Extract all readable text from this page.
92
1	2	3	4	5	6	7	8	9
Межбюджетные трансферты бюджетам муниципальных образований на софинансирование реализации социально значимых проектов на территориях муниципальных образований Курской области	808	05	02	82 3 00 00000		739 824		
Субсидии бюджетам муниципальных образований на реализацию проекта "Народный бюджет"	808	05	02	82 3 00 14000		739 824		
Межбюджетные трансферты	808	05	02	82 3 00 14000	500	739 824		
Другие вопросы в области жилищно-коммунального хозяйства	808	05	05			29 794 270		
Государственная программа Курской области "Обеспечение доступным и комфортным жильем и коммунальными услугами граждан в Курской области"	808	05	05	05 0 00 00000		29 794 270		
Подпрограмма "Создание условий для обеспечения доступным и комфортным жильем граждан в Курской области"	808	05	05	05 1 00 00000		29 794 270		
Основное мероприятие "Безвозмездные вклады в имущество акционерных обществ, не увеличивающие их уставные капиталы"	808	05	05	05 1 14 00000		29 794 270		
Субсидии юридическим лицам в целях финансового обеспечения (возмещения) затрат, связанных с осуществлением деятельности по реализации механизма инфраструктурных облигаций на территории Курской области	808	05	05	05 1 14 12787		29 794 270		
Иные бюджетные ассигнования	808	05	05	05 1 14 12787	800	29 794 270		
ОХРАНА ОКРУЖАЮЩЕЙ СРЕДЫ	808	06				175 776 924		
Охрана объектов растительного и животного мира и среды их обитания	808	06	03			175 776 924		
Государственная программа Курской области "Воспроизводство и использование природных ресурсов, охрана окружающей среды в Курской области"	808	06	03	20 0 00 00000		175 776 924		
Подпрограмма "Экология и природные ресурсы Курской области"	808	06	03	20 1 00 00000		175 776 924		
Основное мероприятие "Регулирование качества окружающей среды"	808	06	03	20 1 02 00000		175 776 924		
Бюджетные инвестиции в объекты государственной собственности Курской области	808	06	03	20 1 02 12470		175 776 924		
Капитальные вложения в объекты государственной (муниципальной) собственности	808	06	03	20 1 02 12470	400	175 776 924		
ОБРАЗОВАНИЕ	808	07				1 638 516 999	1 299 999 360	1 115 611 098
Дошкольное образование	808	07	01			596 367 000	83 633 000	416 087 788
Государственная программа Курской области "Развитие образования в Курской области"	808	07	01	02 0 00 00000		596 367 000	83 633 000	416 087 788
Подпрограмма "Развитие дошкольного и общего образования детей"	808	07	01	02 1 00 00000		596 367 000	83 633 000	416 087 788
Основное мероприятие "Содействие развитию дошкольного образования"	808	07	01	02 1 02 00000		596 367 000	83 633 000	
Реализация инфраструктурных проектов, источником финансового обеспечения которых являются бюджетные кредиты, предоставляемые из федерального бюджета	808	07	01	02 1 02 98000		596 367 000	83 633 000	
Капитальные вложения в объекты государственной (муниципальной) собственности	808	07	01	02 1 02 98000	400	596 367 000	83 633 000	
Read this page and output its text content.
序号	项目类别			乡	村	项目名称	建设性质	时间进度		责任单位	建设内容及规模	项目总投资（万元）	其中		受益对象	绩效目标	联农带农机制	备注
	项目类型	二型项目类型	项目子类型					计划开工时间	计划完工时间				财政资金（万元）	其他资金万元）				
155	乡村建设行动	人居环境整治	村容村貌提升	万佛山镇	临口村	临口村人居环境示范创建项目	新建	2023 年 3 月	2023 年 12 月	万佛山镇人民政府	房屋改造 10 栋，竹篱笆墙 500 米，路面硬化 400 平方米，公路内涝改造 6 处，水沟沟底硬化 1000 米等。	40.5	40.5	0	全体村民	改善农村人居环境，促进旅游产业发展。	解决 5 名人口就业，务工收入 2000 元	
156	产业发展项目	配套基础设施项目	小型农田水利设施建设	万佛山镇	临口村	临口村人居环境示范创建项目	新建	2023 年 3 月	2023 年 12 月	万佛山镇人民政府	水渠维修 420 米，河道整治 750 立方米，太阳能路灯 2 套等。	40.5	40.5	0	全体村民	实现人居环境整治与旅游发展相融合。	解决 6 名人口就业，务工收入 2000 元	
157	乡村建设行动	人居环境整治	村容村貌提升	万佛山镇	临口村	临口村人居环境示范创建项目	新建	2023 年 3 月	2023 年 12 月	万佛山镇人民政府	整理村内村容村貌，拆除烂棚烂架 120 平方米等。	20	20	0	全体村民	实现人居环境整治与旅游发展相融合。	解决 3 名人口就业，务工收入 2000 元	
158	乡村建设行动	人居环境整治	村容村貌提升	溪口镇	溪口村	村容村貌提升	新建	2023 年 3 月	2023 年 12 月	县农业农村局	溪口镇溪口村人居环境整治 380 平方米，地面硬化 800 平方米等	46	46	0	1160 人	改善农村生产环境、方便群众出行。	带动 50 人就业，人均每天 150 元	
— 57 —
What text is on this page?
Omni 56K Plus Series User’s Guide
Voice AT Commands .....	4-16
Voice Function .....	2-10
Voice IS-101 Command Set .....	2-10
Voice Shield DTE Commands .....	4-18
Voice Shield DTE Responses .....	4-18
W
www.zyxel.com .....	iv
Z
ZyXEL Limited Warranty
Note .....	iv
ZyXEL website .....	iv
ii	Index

━━━━━━━━━━

— Exercise description —
Print all of the entries again, exactly as written.

— Problem solution —
Extract all readable text from this page.
92
1	2	3	4	5	6	7	8	9
Межбюджетные трансферты бюджетам муниципальных образований на софинансирование реализации социально значимых проектов на территориях муниципальных образований Курской области	808	05	02	82 3 00 00000		739 824		
Субсидии бюджетам муниципальных образований на реализацию проекта "Народный бюджет"	808	05	02	82 3 00 14000		739 824		
Межбюджетные трансферты	808	05	02	82 3 00 14000	500	739 824		
Другие вопросы в области жилищно-коммунального хозяйства	808	05	05			29 794 270		
Государственная программа Курской области "Обеспечение доступным и комфортным жильем и коммунальными услугами граждан в Курской области"	808	05	05	05 0 00 00000		29 794 270		
Подпрограмма "Создание условий для обеспечения доступным и комфортным жильем граждан в Курской области"	808	05	05	05 1 00 00000		29 794 270		
Основное мероприятие "Безвозмездные вклады в имущество акционерных обществ, не увеличивающие их уставные капиталы"	808	05	05	05 1 14 00000		29 794 270		
Субсидии юридическим лицам в целях финансового обеспечения (возмещения) затрат, связанных с осуществлением деятельности по реализации механизма инфраструктурных облигаций на территории Курской области	808	05	05	05 1 14 12787		29 794 270		
Иные бюджетные ассигнования	808	05	05	05 1 14 12787	800	29 794 270		
ОХРАНА ОКРУЖАЮЩЕЙ СРЕДЫ	808	06				175 776 924		
Охрана объектов растительного и животного мира и среды их обитания	808	06	03			175 776 924		
Государственная программа Курской области "Воспроизводство и использование природных ресурсов, охрана окружающей среды в Курской области"	808	06	03	20 0 00 00000		175 776 924		
Подпрограмма "Экология и природные ресурсы Курской области"	808	06	03	20 1 00 00000		175 776 924		
Основное мероприятие "Регулирование качества окружающей среды"	808	06	03	20 1 02 00000		175 776 924		
Бюджетные инвестиции в объекты государственной собственности Курской области	808	06	03	20 1 02 12470		175 776 924		
Капитальные вложения в объекты государственной (муниципальной) собственности	808	06	03	20 1 02 12470	400	175 776 924		
ОБРАЗОВАНИЕ	808	07				1 638 516 999	1 299 999 360	1 115 611 098
Дошкольное образование	808	07	01			596 367 000	83 633 000	416 087 788
Государственная программа Курской области "Развитие образования в Курской области"	808	07	01	02 0 00 00000		596 367 000	83 633 000	416 087 788
Подпрограмма "Развитие дошкольного и общего образования детей"	808	07	01	02 1 00 00000		596 367 000	83 633 000	416 087 788
Основное мероприятие "Содействие развитию дошкольного образования"	808	07	01	02 1 02 00000		596 367 000	83 633 000	
Реализация инфраструктурных проектов, источником финансового обеспечения которых являются бюджетные кредиты, предоставляемые из федерального бюджета	808	07	01	02 1 02 98000		596 367 000	83 633 000	
Капитальные вложения в объекты государственной (муниципальной) собственности	808	07	01	02 1 02 98000	400	596 367 000	83 633 000	
Read this page and output its text content.
序号	项目类别			乡	村	项目名称	建设性质	时间进度		责任单位	建设内容及规模	项目总投资（万元）	其中		受益对象	绩效目标	联农带农机制	备注
	项目类型	二型项目类型	项目子类型					计划开工时间	计划完工时间				财政资金（万元）	其他资金万元）				
155	乡村建设行动	人居环境整治	村容村貌提升	万佛山镇	临口村	临口村人居环境示范创建项目	新建	2023 年 3 月	2023 年 12 月	万佛山镇人民政府	房屋改造 10 栋，竹篱笆墙 500 米，路面硬化 400 平方米，公路内涝改造 6 处，水沟沟底硬化 1000 米等。	40.5	40.5	0	全体村民	改善农村人居环境，促进旅游产业发展。	解决 5 名人口就业，务工收入 2000 元	
156	产业发展项目	配套基础设施项目	小型农田水利设施建设	万佛山镇	临口村	临口村人居环境示范创建项目	新建	2023 年 3 月	2023 年 12 月	万佛山镇人民政府	水渠维修 420 米，河道整治 750 立方米，太阳能路灯 2 套等。	40.5	40.5	0	全体村民	实现人居环境整治与旅游发展相融合。	解决 6 名人口就业，务工收入 2000 元	
157	乡村建设行动	人居环境整治	村容村貌提升	万佛山镇	临口村	临口村人居环境示范创建项目	新建	2023 年 3 月	2023 年 12 月	万佛山镇人民政府	整理村内村容村貌，拆除烂棚烂架 120 平方米等。	20	20	0	全体村民	实现人居环境整治与旅游发展相融合。	解决 3 名人口就业，务工收入 2000 元	
158	乡村建设行动	人居环境整治	村容村貌提升	溪口镇	溪口村	村容村貌提升	新建	2023 年 3 月	2023 年 12 月	县农业农村局	溪口镇溪口村人居环境整治 380 平方米，地面硬化 800 平方米等	46	46	0	1160 人	改善农村生产环境、方便群众出行。	带动 50 人就业，人均每天 150 元	
— 57 —
What text is on this page?
Omni 56K Plus Series User’s Guide
Voice AT Commands .....	4-16
Voice Function .....	2-10
Voice IS-101 Command Set .....	2-10
Voice Shield DTE Commands .....	4-18
Voice Shield DTE Responses .....	4-18
W
www.zyxel.com .....	iv
Z
ZyXEL Limited Warranty
Note .....	iv
ZyXEL website .....	iv
ii	Index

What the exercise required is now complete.